◆ **What to work on**
Gather every line from the entries below that includes "running".

·····

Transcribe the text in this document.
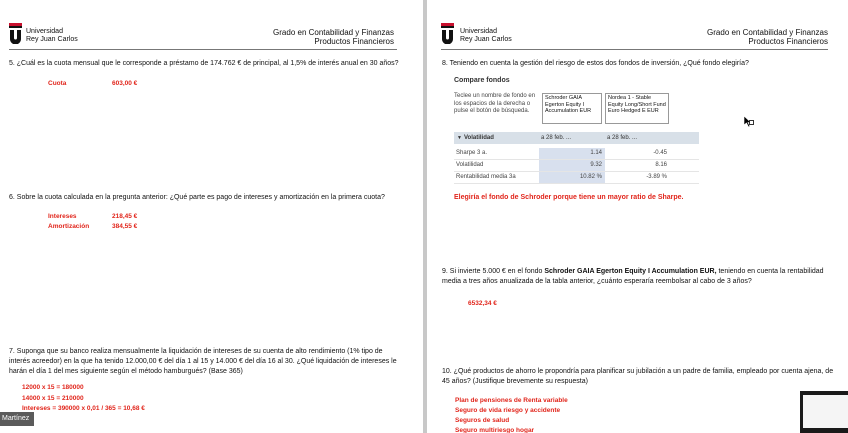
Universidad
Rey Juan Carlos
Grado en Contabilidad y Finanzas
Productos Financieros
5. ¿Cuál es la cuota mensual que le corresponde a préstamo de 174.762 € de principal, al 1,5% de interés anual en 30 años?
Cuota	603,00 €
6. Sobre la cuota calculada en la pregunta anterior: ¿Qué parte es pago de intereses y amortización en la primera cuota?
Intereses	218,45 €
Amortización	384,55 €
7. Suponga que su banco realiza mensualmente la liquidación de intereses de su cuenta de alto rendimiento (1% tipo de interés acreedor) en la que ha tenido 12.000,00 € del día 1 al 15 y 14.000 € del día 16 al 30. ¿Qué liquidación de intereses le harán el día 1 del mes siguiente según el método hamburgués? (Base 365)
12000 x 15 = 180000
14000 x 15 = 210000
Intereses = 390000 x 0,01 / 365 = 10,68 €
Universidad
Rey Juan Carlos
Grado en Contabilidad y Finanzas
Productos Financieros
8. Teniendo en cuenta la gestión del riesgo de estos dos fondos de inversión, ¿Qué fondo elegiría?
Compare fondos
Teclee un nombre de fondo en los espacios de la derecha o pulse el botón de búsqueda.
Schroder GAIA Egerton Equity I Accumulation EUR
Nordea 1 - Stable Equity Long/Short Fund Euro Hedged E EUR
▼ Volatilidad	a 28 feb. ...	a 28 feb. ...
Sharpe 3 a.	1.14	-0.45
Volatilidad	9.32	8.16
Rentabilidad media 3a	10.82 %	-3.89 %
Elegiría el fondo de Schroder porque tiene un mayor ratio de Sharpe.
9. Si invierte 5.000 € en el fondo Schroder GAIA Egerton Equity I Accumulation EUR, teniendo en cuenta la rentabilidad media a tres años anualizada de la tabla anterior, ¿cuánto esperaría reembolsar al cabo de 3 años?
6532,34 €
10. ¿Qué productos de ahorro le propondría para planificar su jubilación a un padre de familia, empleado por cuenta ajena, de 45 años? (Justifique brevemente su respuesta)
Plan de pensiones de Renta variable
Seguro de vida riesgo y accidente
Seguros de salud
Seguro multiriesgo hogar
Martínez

·····

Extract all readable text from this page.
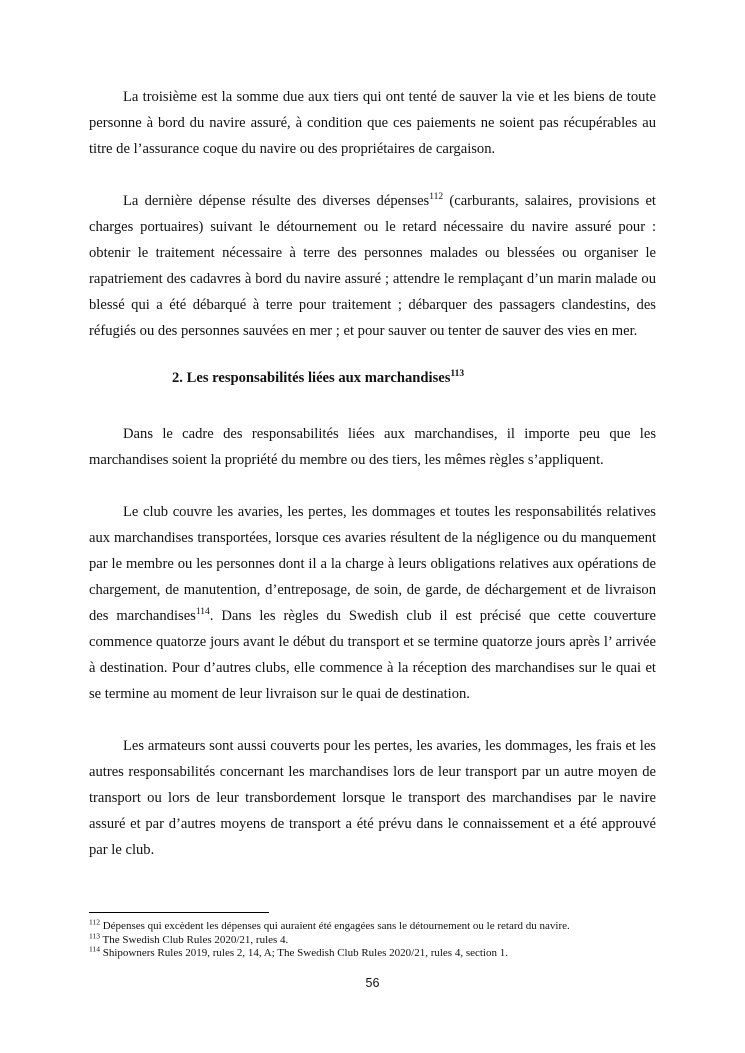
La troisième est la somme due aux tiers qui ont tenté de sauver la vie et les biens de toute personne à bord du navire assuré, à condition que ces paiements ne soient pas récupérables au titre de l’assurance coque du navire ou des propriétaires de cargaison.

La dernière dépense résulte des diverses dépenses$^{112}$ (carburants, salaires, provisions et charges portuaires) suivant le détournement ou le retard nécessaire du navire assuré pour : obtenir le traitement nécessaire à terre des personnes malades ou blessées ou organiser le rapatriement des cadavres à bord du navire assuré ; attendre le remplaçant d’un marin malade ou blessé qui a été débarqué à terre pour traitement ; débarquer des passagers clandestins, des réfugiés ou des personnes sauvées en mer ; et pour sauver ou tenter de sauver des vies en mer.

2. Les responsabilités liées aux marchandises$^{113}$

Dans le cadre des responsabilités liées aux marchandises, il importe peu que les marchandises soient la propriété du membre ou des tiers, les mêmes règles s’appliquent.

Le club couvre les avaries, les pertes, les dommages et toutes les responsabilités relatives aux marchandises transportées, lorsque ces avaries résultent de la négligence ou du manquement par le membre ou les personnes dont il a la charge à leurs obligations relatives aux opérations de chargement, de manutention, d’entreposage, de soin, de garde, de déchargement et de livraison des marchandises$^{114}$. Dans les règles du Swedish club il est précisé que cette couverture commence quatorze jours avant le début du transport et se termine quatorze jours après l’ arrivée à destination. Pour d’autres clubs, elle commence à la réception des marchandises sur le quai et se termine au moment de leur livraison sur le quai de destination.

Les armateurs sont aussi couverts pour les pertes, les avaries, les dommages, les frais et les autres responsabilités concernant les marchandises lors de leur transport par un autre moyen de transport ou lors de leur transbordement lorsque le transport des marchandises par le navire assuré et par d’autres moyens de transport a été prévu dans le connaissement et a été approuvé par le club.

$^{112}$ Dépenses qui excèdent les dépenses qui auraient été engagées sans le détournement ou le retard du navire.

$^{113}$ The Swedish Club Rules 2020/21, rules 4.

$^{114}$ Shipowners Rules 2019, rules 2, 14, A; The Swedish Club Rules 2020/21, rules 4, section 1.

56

·····

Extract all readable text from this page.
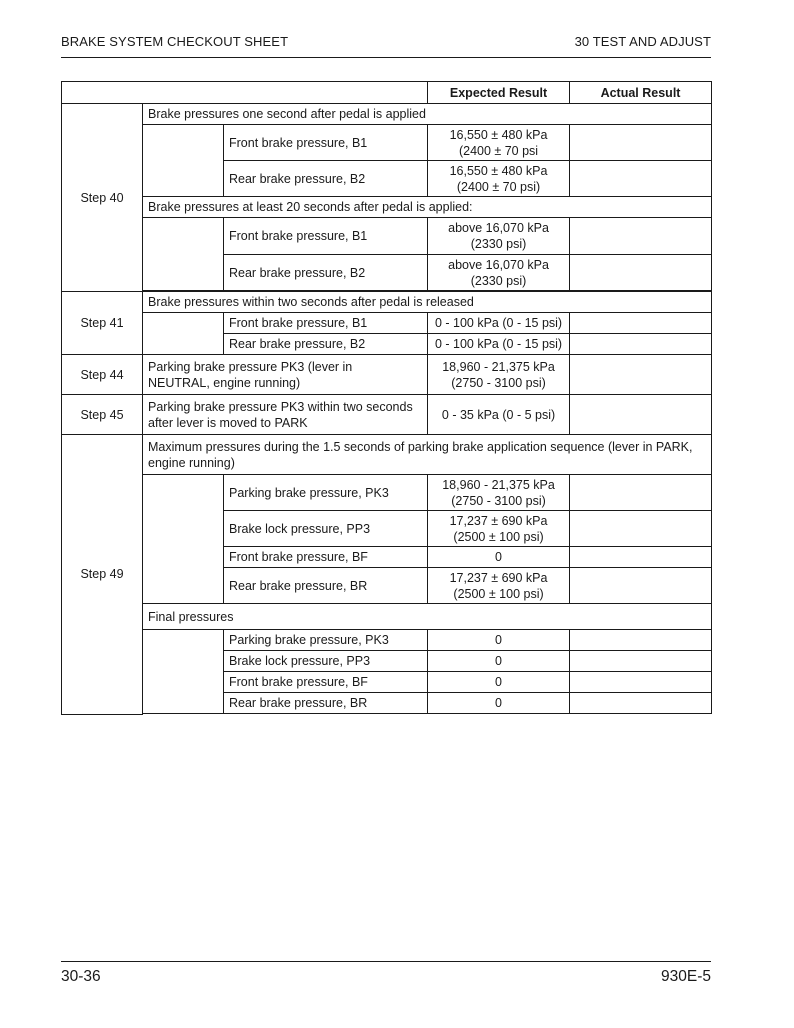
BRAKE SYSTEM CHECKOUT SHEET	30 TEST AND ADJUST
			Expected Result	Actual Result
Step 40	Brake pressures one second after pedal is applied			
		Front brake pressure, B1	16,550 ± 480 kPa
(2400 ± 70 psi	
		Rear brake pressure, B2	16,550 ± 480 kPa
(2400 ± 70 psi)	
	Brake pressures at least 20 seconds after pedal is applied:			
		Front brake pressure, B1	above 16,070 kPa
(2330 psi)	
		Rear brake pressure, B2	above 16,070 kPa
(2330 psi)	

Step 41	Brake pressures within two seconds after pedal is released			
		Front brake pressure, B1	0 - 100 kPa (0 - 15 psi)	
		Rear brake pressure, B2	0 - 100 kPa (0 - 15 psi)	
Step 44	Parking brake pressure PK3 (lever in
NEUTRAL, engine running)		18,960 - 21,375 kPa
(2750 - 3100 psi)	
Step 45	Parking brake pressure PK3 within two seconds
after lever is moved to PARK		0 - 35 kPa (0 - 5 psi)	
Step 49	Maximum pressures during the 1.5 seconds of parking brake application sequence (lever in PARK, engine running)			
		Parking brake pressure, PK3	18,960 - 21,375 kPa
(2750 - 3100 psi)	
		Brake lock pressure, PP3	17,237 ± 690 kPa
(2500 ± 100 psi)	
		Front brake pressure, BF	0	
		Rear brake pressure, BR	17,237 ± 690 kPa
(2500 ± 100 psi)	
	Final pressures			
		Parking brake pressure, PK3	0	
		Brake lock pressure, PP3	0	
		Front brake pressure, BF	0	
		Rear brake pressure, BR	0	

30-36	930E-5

·····

◆ **Response**
NEUTRAL, engine running)		18,960 - 21,375 kPa
Step 49	Maximum pressures during the 1.5 seconds of parking brake application sequence (lever in PARK, engine running)			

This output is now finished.